Set problem: Transcribe the data that follows precisely, omitting nothing.
-- Begin --
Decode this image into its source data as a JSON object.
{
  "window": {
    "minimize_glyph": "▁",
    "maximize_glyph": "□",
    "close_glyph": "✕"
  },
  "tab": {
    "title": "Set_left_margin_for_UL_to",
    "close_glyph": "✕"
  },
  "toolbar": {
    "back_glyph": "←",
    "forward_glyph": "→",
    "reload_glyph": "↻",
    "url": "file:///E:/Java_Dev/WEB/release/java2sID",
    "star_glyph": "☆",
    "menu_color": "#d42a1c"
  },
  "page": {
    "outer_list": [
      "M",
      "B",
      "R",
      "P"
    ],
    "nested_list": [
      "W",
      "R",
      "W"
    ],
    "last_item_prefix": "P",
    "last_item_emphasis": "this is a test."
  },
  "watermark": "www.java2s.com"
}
-- End --
Solution for this exercise:
Decode this image into its source data as a JSON object.
{
  "window": {
    "minimize_glyph": "▁",
    "maximize_glyph": "□",
    "close_glyph": "✕"
  },
  "tab": {
    "title": "Set_left_margin_for_UL_to",
    "close_glyph": "✕"
  },
  "toolbar": {
    "back_glyph": "←",
    "forward_glyph": "→",
    "reload_glyph": "↻",
    "url": "file:///E:/Java_Dev/WEB/release/java2sID",
    "star_glyph": "☆",
    "menu_color": "#d42a1c"
  },
  "page": {
    "outer_list": [
      "M",
      "B",
      "R",
      "P"
    ],
    "nested_list": [
      "W",
      "R",
      "W"
    ],
    "last_item_prefix": "P",
    "last_item_emphasis": "this is a test."
  },
  "watermark": "www.java2s.com"
}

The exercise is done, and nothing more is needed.